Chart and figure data
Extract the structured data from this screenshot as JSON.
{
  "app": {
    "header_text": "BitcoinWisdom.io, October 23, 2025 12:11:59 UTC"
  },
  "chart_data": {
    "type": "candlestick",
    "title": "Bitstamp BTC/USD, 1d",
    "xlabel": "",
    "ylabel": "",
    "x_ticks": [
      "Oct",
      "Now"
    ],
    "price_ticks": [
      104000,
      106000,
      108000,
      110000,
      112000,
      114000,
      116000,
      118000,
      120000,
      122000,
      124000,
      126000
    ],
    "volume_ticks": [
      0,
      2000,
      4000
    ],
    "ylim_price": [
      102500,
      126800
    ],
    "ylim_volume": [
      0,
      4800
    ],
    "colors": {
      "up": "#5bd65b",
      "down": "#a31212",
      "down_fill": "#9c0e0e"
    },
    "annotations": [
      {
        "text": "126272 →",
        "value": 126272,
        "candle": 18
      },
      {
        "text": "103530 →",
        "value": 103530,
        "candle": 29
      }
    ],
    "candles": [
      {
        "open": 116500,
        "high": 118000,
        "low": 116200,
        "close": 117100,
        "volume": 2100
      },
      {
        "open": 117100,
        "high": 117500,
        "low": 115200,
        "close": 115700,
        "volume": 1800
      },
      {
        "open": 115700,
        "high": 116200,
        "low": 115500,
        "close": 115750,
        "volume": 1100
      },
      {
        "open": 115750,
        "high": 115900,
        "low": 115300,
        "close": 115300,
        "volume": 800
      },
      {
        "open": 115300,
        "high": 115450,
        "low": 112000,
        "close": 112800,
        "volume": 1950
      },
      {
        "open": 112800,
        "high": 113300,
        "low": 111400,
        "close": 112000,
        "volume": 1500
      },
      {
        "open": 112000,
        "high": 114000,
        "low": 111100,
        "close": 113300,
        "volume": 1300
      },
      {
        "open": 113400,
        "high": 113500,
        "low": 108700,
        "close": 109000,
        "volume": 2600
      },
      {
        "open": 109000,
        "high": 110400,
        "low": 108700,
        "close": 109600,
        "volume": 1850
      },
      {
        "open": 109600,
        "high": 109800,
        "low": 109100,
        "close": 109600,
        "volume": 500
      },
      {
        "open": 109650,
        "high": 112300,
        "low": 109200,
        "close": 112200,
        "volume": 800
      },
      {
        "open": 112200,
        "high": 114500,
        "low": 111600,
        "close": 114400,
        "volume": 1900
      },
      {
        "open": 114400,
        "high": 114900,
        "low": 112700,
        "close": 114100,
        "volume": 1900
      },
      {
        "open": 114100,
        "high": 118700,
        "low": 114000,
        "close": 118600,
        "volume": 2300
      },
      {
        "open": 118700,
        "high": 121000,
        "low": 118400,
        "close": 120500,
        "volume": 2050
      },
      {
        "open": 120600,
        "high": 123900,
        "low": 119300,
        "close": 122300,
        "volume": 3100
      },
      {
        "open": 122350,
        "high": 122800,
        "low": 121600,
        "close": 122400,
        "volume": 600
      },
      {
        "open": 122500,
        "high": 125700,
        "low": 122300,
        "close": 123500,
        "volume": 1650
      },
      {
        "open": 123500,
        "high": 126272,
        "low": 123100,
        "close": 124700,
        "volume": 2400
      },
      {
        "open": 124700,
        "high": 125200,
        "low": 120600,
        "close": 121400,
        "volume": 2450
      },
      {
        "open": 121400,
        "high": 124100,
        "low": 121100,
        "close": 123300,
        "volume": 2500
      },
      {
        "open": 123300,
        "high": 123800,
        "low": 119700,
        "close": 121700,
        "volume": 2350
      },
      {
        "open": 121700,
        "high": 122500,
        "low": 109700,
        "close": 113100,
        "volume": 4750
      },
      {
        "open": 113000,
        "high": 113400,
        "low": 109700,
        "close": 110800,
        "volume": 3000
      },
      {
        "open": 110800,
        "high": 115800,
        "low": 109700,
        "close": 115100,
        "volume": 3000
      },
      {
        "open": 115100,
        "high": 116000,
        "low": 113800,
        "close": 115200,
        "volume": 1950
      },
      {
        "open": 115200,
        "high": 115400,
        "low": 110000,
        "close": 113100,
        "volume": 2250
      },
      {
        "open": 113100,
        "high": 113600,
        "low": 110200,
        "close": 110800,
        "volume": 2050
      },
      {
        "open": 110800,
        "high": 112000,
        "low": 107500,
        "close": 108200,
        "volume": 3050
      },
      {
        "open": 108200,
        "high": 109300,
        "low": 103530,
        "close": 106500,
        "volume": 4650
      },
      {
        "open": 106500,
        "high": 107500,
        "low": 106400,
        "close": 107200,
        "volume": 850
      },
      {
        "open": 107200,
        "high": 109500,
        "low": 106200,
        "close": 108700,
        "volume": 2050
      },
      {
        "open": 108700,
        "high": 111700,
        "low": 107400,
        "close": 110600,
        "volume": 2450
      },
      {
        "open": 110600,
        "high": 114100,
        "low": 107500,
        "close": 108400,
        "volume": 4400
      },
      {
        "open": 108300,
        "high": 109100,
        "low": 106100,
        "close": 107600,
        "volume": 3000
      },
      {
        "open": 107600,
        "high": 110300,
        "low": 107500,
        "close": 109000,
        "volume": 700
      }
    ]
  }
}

*To be done:* Copy out the full listing exactly.

*Exercise solution:*
Extract the structured data from this screenshot as JSON.
{
  "app": {
    "header_text": "BitcoinWisdom.io, October 23, 2025 12:11:59 UTC"
  },
  "chart_data": {
    "type": "candlestick",
    "title": "Bitstamp BTC/USD, 1d",
    "xlabel": "",
    "ylabel": "",
    "x_ticks": [
      "Oct",
      "Now"
    ],
    "price_ticks": [
      104000,
      106000,
      108000,
      110000,
      112000,
      114000,
      116000,
      118000,
      120000,
      122000,
      124000,
      126000
    ],
    "volume_ticks": [
      0,
      2000,
      4000
    ],
    "ylim_price": [
      102500,
      126800
    ],
    "ylim_volume": [
      0,
      4800
    ],
    "colors": {
      "up": "#5bd65b",
      "down": "#a31212",
      "down_fill": "#9c0e0e"
    },
    "annotations": [
      {
        "text": "126272 →",
        "value": 126272,
        "candle": 18
      },
      {
        "text": "103530 →",
        "value": 103530,
        "candle": 29
      }
    ],
    "candles": [
      {
        "open": 116500,
        "high": 118000,
        "low": 116200,
        "close": 117100,
        "volume": 2100
      },
      {
        "open": 117100,
        "high": 117500,
        "low": 115200,
        "close": 115700,
        "volume": 1800
      },
      {
        "open": 115700,
        "high": 116200,
        "low": 115500,
        "close": 115750,
        "volume": 1100
      },
      {
        "open": 115750,
        "high": 115900,
        "low": 115300,
        "close": 115300,
        "volume": 800
      },
      {
        "open": 115300,
        "high": 115450,
        "low": 112000,
        "close": 112800,
        "volume": 1950
      },
      {
        "open": 112800,
        "high": 113300,
        "low": 111400,
        "close": 112000,
        "volume": 1500
      },
      {
        "open": 112000,
        "high": 114000,
        "low": 111100,
        "close": 113300,
        "volume": 1300
      },
      {
        "open": 113400,
        "high": 113500,
        "low": 108700,
        "close": 109000,
        "volume": 2600
      },
      {
        "open": 109000,
        "high": 110400,
        "low": 108700,
        "close": 109600,
        "volume": 1850
      },
      {
        "open": 109600,
        "high": 109800,
        "low": 109100,
        "close": 109600,
        "volume": 500
      },
      {
        "open": 109650,
        "high": 112300,
        "low": 109200,
        "close": 112200,
        "volume": 800
      },
      {
        "open": 112200,
        "high": 114500,
        "low": 111600,
        "close": 114400,
        "volume": 1900
      },
      {
        "open": 114400,
        "high": 114900,
        "low": 112700,
        "close": 114100,
        "volume": 1900
      },
      {
        "open": 114100,
        "high": 118700,
        "low": 114000,
        "close": 118600,
        "volume": 2300
      },
      {
        "open": 118700,
        "high": 121000,
        "low": 118400,
        "close": 120500,
        "volume": 2050
      },
      {
        "open": 120600,
        "high": 123900,
        "low": 119300,
        "close": 122300,
        "volume": 3100
      },
      {
        "open": 122350,
        "high": 122800,
        "low": 121600,
        "close": 122400,
        "volume": 600
      },
      {
        "open": 122500,
        "high": 125700,
        "low": 122300,
        "close": 123500,
        "volume": 1650
      },
      {
        "open": 123500,
        "high": 126272,
        "low": 123100,
        "close": 124700,
        "volume": 2400
      },
      {
        "open": 124700,
        "high": 125200,
        "low": 120600,
        "close": 121400,
        "volume": 2450
      },
      {
        "open": 121400,
        "high": 124100,
        "low": 121100,
        "close": 123300,
        "volume": 2500
      },
      {
        "open": 123300,
        "high": 123800,
        "low": 119700,
        "close": 121700,
        "volume": 2350
      },
      {
        "open": 121700,
        "high": 122500,
        "low": 109700,
        "close": 113100,
        "volume": 4750
      },
      {
        "open": 113000,
        "high": 113400,
        "low": 109700,
        "close": 110800,
        "volume": 3000
      },
      {
        "open": 110800,
        "high": 115800,
        "low": 109700,
        "close": 115100,
        "volume": 3000
      },
      {
        "open": 115100,
        "high": 116000,
        "low": 113800,
        "close": 115200,
        "volume": 1950
      },
      {
        "open": 115200,
        "high": 115400,
        "low": 110000,
        "close": 113100,
        "volume": 2250
      },
      {
        "open": 113100,
        "high": 113600,
        "low": 110200,
        "close": 110800,
        "volume": 2050
      },
      {
        "open": 110800,
        "high": 112000,
        "low": 107500,
        "close": 108200,
        "volume": 3050
      },
      {
        "open": 108200,
        "high": 109300,
        "low": 103530,
        "close": 106500,
        "volume": 4650
      },
      {
        "open": 106500,
        "high": 107500,
        "low": 106400,
        "close": 107200,
        "volume": 850
      },
      {
        "open": 107200,
        "high": 109500,
        "low": 106200,
        "close": 108700,
        "volume": 2050
      },
      {
        "open": 108700,
        "high": 111700,
        "low": 107400,
        "close": 110600,
        "volume": 2450
      },
      {
        "open": 110600,
        "high": 114100,
        "low": 107500,
        "close": 108400,
        "volume": 4400
      },
      {
        "open": 108300,
        "high": 109100,
        "low": 106100,
        "close": 107600,
        "volume": 3000
      },
      {
        "open": 107600,
        "high": 110300,
        "low": 107500,
        "close": 109000,
        "volume": 700
      }
    ]
  }
}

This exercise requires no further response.